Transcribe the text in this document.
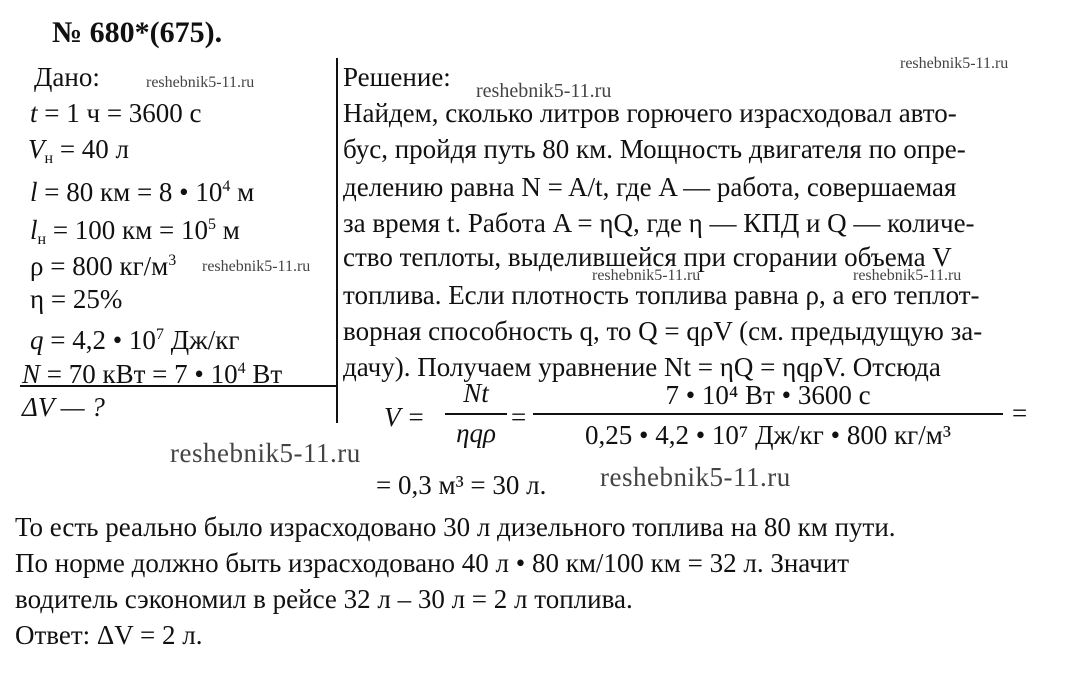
№ 680*(675).
reshebnik5-11.ru	reshebnik5-11.ru
reshebnik5-11.ru
reshebnik5-11.ru
reshebnik5-11.ru	reshebnik5-11.ru
reshebnik5-11.ru
reshebnik5-11.ru
Дано:
t = 1 ч = 3600 с
$V_н = 40$ л
l = 80 км = 8 • $10^4$ м
$l_н = 100$ км = $10^5$ м
ρ = 800 $кг/м^3$
η = 25%
q = 4,2 • $10^7$ Дж/кг
N = 70 кВт = 7 • $10^4$ Вт
ΔV — ?
Решение:
Найдем, сколько литров горючего израсходовал авто-
бус, пройдя путь 80 км. Мощность двигателя по опре-
делению равна N = A/t, где A — работа, совершаемая
за время t. Работа A = ηQ, где η — КПД и Q — количе-
ство теплоты, выделившейся при сгорании объема V
топлива. Если плотность топлива равна ρ, а его теплот-
ворная способность q, то Q = qρV (см. предыдущую за-
дачу). Получаем уравнение Nt = ηQ = ηqρV. Отсюда
V =
Nt
ηqρ
=
7 • 10⁴ Вт • 3600 с
0,25 • 4,2 • 10⁷ Дж/кг • 800 кг/м³
=
= 0,3 м³ = 30 л.
То есть реально было израсходовано 30 л дизельного топлива на 80 км пути.
По норме должно быть израсходовано 40 л • 80 км/100 км = 32 л. Значит
водитель сэкономил в рейсе 32 л – 30 л = 2 л топлива.
Ответ: ΔV = 2 л.
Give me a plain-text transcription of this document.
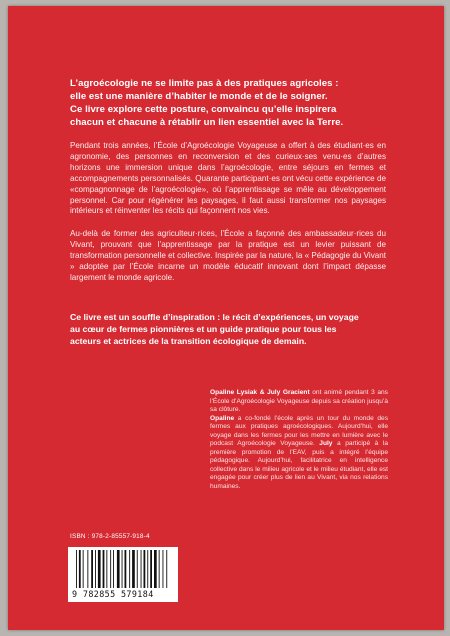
L’agroécologie ne se limite pas à des pratiques agricoles :
elle est une manière d’habiter le monde et de le soigner.
Ce livre explore cette posture, convaincu qu’elle inspirera
chacun et chacune à rétablir un lien essentiel avec la Terre.
Pendant trois années, l’École d’Agroécologie Voyageuse a offert à des étudiant·es en agronomie, des personnes en reconversion et des curieux·ses venu·es d’autres horizons une immersion unique dans l’agroécologie, entre séjours en fermes et accompagnements personnalisés. Quarante participant·es ont vécu cette expérience de «compagnonnage de l’agroécologie», où l’apprentissage se mêle au développement personnel. Car pour régénérer les paysages, il faut aussi transformer nos paysages intérieurs et réinventer les récits qui façonnent nos vies.
Au-delà de former des agriculteur·rices, l’École a façonné des ambassadeur·rices du Vivant, prouvant que l’apprentissage par la pratique est un levier puissant de transformation personnelle et collective. Inspirée par la nature, la « Pédagogie du Vivant » adoptée par l’École incarne un modèle éducatif innovant dont l’impact dépasse largement le monde agricole.
Ce livre est un souffle d’inspiration : le récit d’expériences, un voyage
au cœur de fermes pionnières et un guide pratique pour tous les
acteurs et actrices de la transition écologique de demain.
Opaline Lysiak & July Gracient ont animé pendant 3 ans l’École d’Agroécologie Voyageuse depuis sa création jusqu’à sa clôture.
Opaline a co-fondé l’école après un tour du monde des fermes aux pratiques agroécologiques. Aujourd’hui, elle voyage dans les fermes pour les mettre en lumière avec le podcast Agroécologie Voyageuse. July a participé à la première promotion de l’EAV, puis a intégré l’équipe pédagogique. Aujourd’hui, facilitatrice en intelligence collective dans le milieu agricole et le milieu étudiant, elle est engagée pour créer plus de lien au Vivant, via nos relations humaines.
ISBN : 978-2-85557-918-4
9 782855 579184
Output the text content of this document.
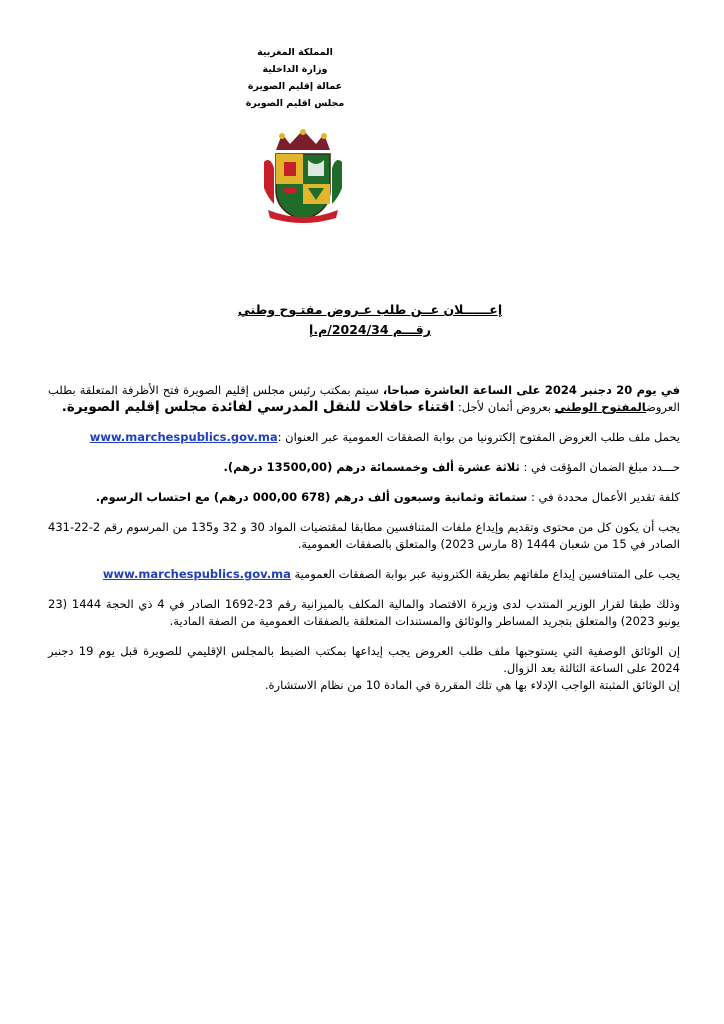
المملكة المغربية
وزارة الداخلية
عمالة إقليم الصويرة
مجلس اقليم الصويرة
إعــــــلان عــن طلب عـروض مفتـوح وطني
رقـــم 2024/34/م.إ

في يوم 20 دجنبر 2024 على الساعة العاشرة صباحا، سيتم بمكتب رئيس مجلس إقليم الصويرة فتح الأظرفة المتعلقة بطلب العروضالمفتوح الوطني بعروض أثمان لأجل: اقتناء حافلات للنقل المدرسي لفائدة مجلس إقليم الصويرة.

يحمل ملف طلب العروض المفتوح إلكترونيا من بوابة الصفقات العمومية عبر العنوان :www.marchespublics.gov.ma

حـــدد مبلغ الضمان المؤقت في : ثلاثة عشرة ألف وخمسمائة درهم (13500,00 درهم).

كلفة تقدير الأعمال محددة في : ستمائة وثمانية وسبعون ألف درهم (678 000,00 درهم) مع احتساب الرسوم.

يجب أن يكون كل من محتوى وتقديم وإيداع ملفات المتنافسين مطابقا لمقتضيات المواد 30 و 32 و135 من المرسوم رقم 2-22-431 الصادر في 15 من شعبان 1444 (8 مارس 2023) والمتعلق بالصفقات العمومية.

يجب على المتنافسين إيداع ملفاتهم بطريقة الكترونية عبر بوابة الصفقات العمومية www.marchespublics.gov.ma

وذلك طبقا لقرار الوزير المنتدب لدى وزيرة الاقتصاد والمالية المكلف بالميزانية رقم 23-1692 الصادر في 4 ذي الحجة 1444 (23 يونيو 2023) والمتعلق بتجريد المساطر والوثائق والمستندات المتعلقة بالصفقات العمومية من الصفة المادية.

إن الوثائق الوصفية التي يستوجبها ملف طلب العروض يجب إيداعها بمكتب الضبط بالمجلس الإقليمي للصويرة قبل يوم 19 دجنبر 2024 على الساعة الثالثة بعد الزوال.

إن الوثائق المثبتة الواجب الإدلاء بها هي تلك المقررة في المادة 10 من نظام الاستشارة.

Do this |
Search the material above for "marchespublics". Pull out each line where it shows up.

Solution |
يحمل ملف طلب العروض المفتوح إلكترونيا من بوابة الصفقات العمومية عبر العنوان :www.marchespublics.gov.ma
يجب على المتنافسين إيداع ملفاتهم بطريقة الكترونية عبر بوابة الصفقات العمومية www.marchespublics.gov.ma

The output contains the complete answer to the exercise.